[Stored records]

# # #

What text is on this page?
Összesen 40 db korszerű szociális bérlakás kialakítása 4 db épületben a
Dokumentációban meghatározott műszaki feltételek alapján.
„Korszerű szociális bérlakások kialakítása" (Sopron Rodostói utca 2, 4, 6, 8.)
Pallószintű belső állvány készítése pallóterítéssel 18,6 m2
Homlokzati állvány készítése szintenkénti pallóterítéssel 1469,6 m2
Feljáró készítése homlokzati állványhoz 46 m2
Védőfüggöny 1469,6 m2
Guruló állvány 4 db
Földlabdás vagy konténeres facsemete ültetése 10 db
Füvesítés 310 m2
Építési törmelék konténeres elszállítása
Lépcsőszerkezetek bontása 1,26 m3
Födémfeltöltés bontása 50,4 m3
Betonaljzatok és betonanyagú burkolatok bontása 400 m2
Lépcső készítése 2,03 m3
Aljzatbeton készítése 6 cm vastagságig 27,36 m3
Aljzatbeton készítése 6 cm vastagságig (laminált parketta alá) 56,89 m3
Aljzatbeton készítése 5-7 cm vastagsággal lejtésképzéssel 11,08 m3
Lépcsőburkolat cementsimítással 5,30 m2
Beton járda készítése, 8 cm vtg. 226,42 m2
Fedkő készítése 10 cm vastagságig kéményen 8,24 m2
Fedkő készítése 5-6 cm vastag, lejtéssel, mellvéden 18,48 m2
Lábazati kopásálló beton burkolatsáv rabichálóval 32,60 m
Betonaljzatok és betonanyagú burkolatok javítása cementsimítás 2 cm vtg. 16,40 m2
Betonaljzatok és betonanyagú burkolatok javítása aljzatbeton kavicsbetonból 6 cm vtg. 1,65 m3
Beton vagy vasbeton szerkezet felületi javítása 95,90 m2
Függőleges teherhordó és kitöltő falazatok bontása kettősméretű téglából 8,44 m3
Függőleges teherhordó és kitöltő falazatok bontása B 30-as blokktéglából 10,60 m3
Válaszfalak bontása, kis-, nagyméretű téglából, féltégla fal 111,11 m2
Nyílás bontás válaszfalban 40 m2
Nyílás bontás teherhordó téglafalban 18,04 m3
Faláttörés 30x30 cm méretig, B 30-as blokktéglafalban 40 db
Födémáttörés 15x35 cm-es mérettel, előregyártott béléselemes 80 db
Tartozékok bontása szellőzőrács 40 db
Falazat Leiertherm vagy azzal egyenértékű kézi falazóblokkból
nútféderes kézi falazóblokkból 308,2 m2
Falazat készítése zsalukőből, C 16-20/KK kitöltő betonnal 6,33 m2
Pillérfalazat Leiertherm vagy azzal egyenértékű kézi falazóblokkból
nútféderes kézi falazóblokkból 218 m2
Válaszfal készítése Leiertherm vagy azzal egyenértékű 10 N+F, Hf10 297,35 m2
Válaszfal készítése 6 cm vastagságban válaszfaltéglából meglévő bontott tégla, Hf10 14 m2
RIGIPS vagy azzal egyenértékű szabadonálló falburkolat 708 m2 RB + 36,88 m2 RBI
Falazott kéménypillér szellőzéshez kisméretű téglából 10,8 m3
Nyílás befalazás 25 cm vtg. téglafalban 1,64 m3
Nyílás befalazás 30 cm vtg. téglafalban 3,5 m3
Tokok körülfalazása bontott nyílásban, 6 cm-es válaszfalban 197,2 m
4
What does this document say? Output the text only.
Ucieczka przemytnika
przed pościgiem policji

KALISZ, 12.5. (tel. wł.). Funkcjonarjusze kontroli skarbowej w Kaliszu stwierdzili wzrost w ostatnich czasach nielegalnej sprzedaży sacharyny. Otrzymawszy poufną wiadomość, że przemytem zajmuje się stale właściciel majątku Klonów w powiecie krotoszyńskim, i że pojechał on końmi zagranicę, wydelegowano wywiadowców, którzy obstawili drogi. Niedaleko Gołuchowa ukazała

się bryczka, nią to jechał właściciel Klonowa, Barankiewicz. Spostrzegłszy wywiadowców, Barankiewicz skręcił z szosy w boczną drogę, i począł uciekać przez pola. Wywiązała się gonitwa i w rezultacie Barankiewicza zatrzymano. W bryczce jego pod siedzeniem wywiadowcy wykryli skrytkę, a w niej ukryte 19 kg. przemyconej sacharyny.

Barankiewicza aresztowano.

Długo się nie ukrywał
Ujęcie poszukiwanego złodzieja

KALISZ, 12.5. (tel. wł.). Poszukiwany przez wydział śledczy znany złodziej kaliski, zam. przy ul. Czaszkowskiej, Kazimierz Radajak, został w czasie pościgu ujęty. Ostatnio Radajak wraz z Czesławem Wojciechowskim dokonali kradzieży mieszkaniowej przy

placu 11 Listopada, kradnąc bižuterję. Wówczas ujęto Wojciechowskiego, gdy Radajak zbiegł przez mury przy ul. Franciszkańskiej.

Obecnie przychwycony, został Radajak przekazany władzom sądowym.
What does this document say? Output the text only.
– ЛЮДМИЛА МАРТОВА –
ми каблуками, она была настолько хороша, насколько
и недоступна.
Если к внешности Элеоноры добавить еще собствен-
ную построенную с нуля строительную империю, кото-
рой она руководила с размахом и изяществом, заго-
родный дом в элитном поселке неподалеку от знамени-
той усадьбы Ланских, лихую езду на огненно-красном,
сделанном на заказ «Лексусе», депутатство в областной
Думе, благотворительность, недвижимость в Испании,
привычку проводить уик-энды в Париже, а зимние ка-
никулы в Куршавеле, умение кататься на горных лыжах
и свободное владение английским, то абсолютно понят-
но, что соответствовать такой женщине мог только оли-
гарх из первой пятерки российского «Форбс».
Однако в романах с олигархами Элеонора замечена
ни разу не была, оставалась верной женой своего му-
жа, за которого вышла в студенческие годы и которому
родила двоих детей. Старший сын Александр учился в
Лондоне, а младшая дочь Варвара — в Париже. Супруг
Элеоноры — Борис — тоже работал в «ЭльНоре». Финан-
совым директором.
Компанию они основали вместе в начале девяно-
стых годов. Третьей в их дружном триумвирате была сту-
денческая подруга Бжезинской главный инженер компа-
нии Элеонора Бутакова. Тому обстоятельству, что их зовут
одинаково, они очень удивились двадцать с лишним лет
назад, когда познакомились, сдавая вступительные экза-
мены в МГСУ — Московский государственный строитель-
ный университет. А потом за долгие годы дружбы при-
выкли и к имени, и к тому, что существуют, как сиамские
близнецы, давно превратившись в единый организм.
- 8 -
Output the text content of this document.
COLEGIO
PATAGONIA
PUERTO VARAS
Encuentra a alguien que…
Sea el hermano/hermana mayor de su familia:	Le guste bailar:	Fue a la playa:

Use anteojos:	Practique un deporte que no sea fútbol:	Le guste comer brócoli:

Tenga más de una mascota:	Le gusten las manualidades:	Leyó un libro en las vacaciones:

# # #

Requirement:
Gather each line of the records holding the string "sacharyny".

Worked solution:
KALISZ, 12.5. (tel. wł.). Funkcjonarjusze kontroli skarbowej w Kaliszu stwierdzili wzrost w ostatnich czasach nielegalnej sprzedaży sacharyny. Otrzymawszy poufną wiadomość, że przemytem zajmuje się stale właściciel majątku Klonów w powiecie krotoszyńskim, i że pojechał on końmi zagranicę, wydelegowano wywiadowców, którzy obstawili drogi. Niedaleko Gołuchowa ukazała
się bryczka, nią to jechał właściciel Klonowa, Barankiewicz. Spostrzegłszy wywiadowców, Barankiewicz skręcił z szosy w boczną drogę, i począł uciekać przez pola. Wywiązała się gonitwa i w rezultacie Barankiewicza zatrzymano. W bryczce jego pod siedzeniem wywiadowcy wykryli skrytkę, a w niej ukryte 19 kg. przemyconej sacharyny.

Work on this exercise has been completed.